Goal =
Examine the records and identify each line that includes the string "musical". Copy those lines.

Entries shown =
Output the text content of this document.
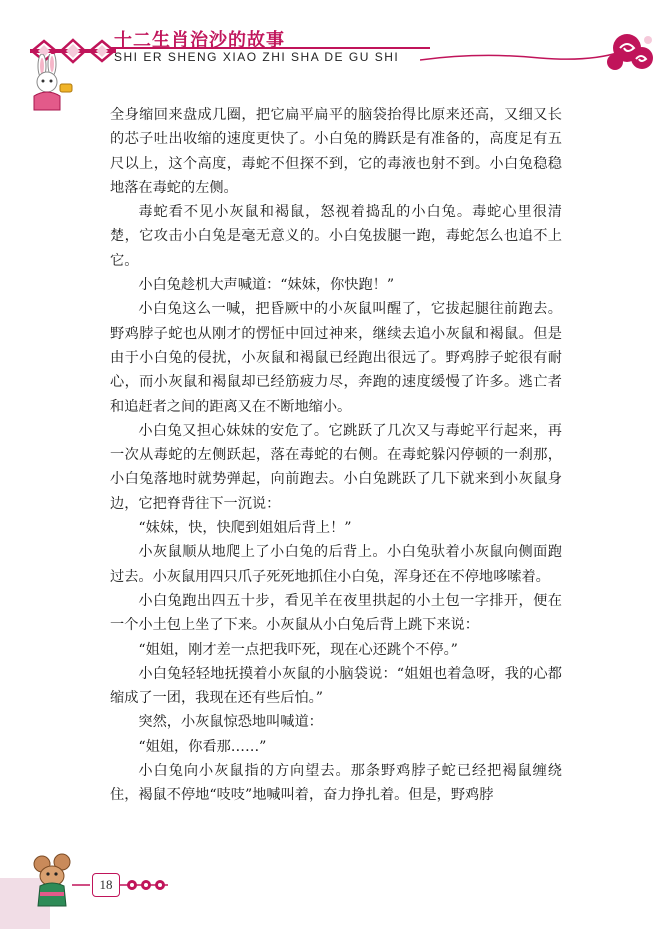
十二生肖治沙的故事
SHI ER SHENG XIAO ZHI SHA DE GU SHI

全身缩回来盘成几圈，把它扁平扁平的脑袋抬得比原来还高，又细又长的芯子吐出收缩的速度更快了。小白兔的腾跃是有准备的，高度足有五尺以上，这个高度，毒蛇不但探不到，它的毒液也射不到。小白兔稳稳地落在毒蛇的左侧。

毒蛇看不见小灰鼠和褐鼠，怒视着捣乱的小白兔。毒蛇心里很清楚，它攻击小白兔是毫无意义的。小白兔拔腿一跑，毒蛇怎么也追不上它。

小白兔趁机大声喊道：“妹妹，你快跑！”

小白兔这么一喊，把昏厥中的小灰鼠叫醒了，它拔起腿往前跑去。野鸡脖子蛇也从刚才的愣怔中回过神来，继续去追小灰鼠和褐鼠。但是由于小白兔的侵扰，小灰鼠和褐鼠已经跑出很远了。野鸡脖子蛇很有耐心，而小灰鼠和褐鼠却已经筋疲力尽，奔跑的速度缓慢了许多。逃亡者和追赶者之间的距离又在不断地缩小。

小白兔又担心妹妹的安危了。它跳跃了几次又与毒蛇平行起来，再一次从毒蛇的左侧跃起，落在毒蛇的右侧。在毒蛇躲闪停顿的一刹那，小白兔落地时就势弹起，向前跑去。小白兔跳跃了几下就来到小灰鼠身边，它把脊背往下一沉说：

“妹妹，快，快爬到姐姐后背上！”

小灰鼠顺从地爬上了小白兔的后背上。小白兔驮着小灰鼠向侧面跑过去。小灰鼠用四只爪子死死地抓住小白兔，浑身还在不停地哆嗦着。

小白兔跑出四五十步，看见羊在夜里拱起的小土包一字排开，便在一个小土包上坐了下来。小灰鼠从小白兔后背上跳下来说：

“姐姐，刚才差一点把我吓死，现在心还跳个不停。”

小白兔轻轻地抚摸着小灰鼠的小脑袋说：“姐姐也着急呀，我的心都缩成了一团，我现在还有些后怕。”

突然，小灰鼠惊恐地叫喊道：

“姐姐，你看那……”

小白兔向小灰鼠指的方向望去。那条野鸡脖子蛇已经把褐鼠缠绕住，褐鼠不停地“吱吱”地喊叫着，奋力挣扎着。但是，野鸡脖

18
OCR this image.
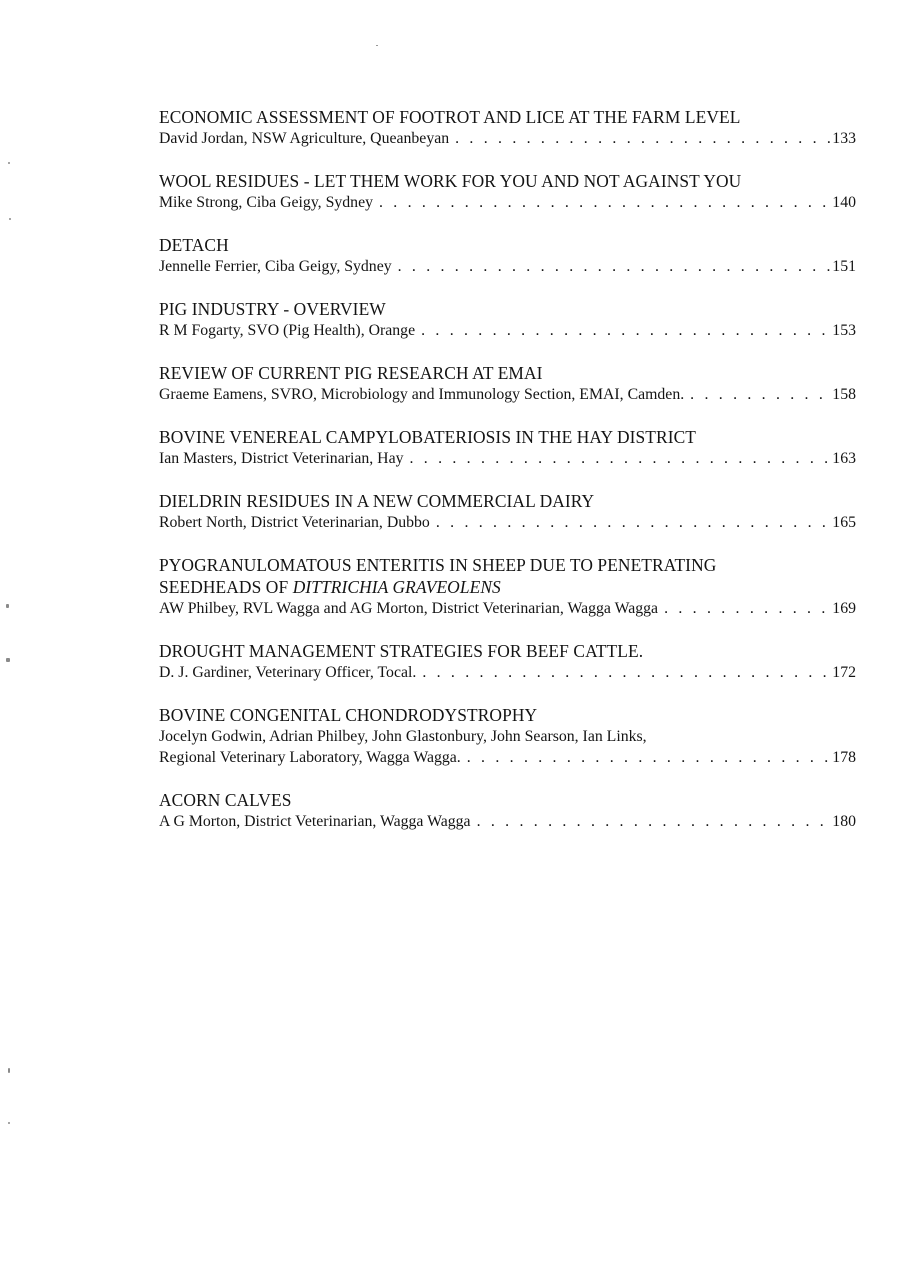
ECONOMIC ASSESSMENT OF FOOTROT AND LICE AT THE FARM LEVEL
David Jordan, NSW Agriculture, Queanbeyan . . .	133
WOOL RESIDUES - LET THEM WORK FOR YOU AND NOT AGAINST YOU
Mike Strong, Ciba Geigy, Sydney . . .	140
DETACH
Jennelle Ferrier, Ciba Geigy, Sydney . . .	151
PIG INDUSTRY - OVERVIEW
R M Fogarty, SVO (Pig Health), Orange . . .	153
REVIEW OF CURRENT PIG RESEARCH AT EMAI
Graeme Eamens, SVRO, Microbiology and Immunology Section, EMAI, Camden. . . .	158
BOVINE VENEREAL CAMPYLOBATERIOSIS IN THE HAY DISTRICT
Ian Masters, District Veterinarian, Hay . . .	163
DIELDRIN RESIDUES IN A NEW COMMERCIAL DAIRY
Robert North, District Veterinarian, Dubbo . . .	165
PYOGRANULOMATOUS ENTERITIS IN SHEEP DUE TO PENETRATING
SEEDHEADS OF DITTRICHIA GRAVEOLENS
AW Philbey, RVL Wagga and AG Morton, District Veterinarian, Wagga Wagga . . .	169
DROUGHT MANAGEMENT STRATEGIES FOR BEEF CATTLE.
D. J. Gardiner, Veterinary Officer, Tocal. . . .	172
BOVINE CONGENITAL CHONDRODYSTROPHY
Jocelyn Godwin, Adrian Philbey, John Glastonbury, John Searson, Ian Links,
Regional Veterinary Laboratory, Wagga Wagga. . . .	178
ACORN CALVES
A G Morton, District Veterinarian, Wagga Wagga . . .	180
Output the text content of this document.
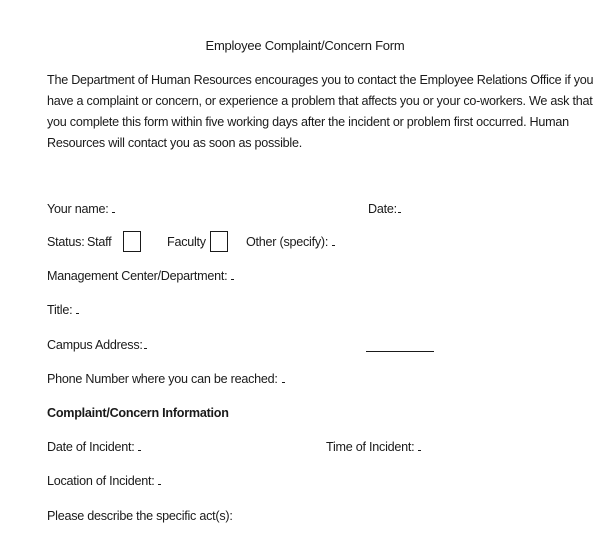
Employee Complaint/Concern Form
The Department of Human Resources encourages you to contact the Employee Relations Office if you
have a complaint or concern, or experience a problem that affects you or your co-workers. We ask that
you complete this form within five working days after the incident or problem first occurred. Human
Resources will contact you as soon as possible.
Your name:	Date:
Status: Staff	Faculty	Other (specify):
Management Center/Department:
Title:
Campus Address:
Phone Number where you can be reached:
Complaint/Concern Information
Date of Incident:	Time of Incident:
Location of Incident:
Please describe the specific act(s):
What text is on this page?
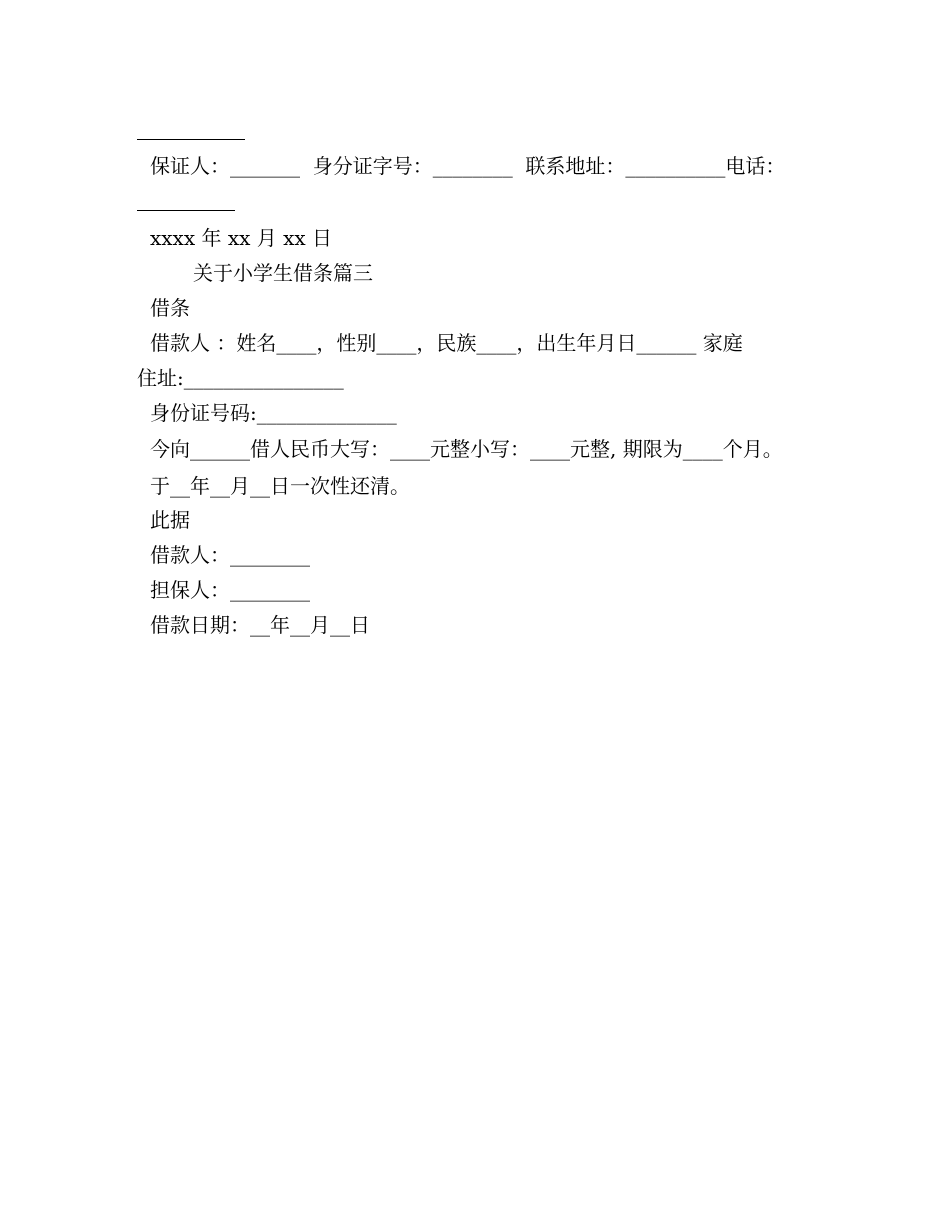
保证人：_______  身分证字号：________  联系地址：__________电话：
xxxx 年 xx 月 xx 日
关于小学生借条篇三
借条
借款人 ：姓名____，性别____，民族____，出生年月日______ 家庭
住址:________________
身份证号码:______________
今向______借人民币大写：____元整小写：____元整, 期限为____个月。
于__年__月__日一次性还清。
此据
借款人：________
担保人：________
借款日期：__年__月__日
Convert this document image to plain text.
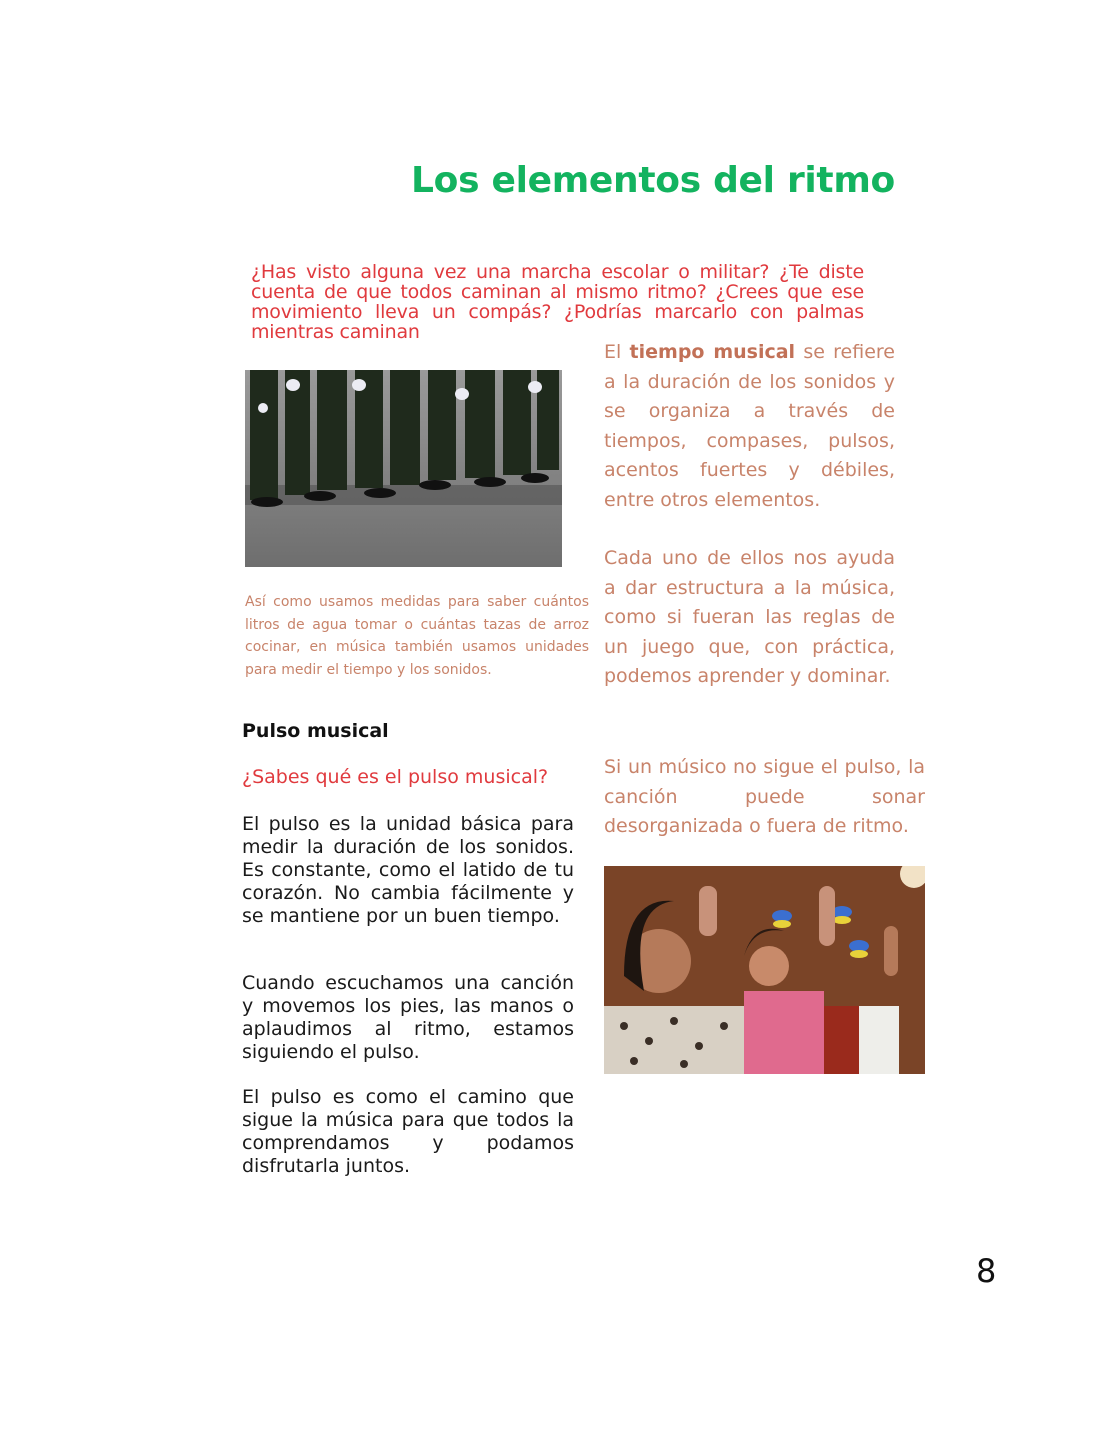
Los elementos del ritmo
¿Has visto alguna vez una marcha escolar o militar? ¿Te diste cuenta de que todos caminan al mismo ritmo? ¿Crees que ese movimiento lleva un compás? ¿Podrías marcarlo con palmas mientras caminan
El tiempo musical se refiere a la duración de los sonidos y se organiza a través de tiempos, compases, pulsos, acentos fuertes y débiles, entre otros elementos.
Cada uno de ellos nos ayuda a dar estructura a la música, como si fueran las reglas de un juego que, con práctica, podemos aprender y dominar.
Si un músico no sigue el pulso, la canción puede sonar desorganizada o fuera de ritmo.
Así como usamos medidas para saber cuántos litros de agua tomar o cuántas tazas de arroz cocinar, en música también usamos unidades para medir el tiempo y los sonidos.
Pulso musical
¿Sabes qué es el pulso musical?
El pulso es la unidad básica para medir la duración de los sonidos. Es constante, como el latido de tu corazón. No cambia fácilmente y se mantiene por un buen tiempo.
Cuando escuchamos una canción y movemos los pies, las manos o aplaudimos al ritmo, estamos siguiendo el pulso.
El pulso es como el camino que sigue la música para que todos la comprendamos y podamos disfrutarla juntos.
8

Full solution =
El tiempo musical se refiere a la duración de los sonidos y se organiza a través de tiempos, compases, pulsos, acentos fuertes y débiles, entre otros elementos.
Pulso musical
¿Sabes qué es el pulso musical?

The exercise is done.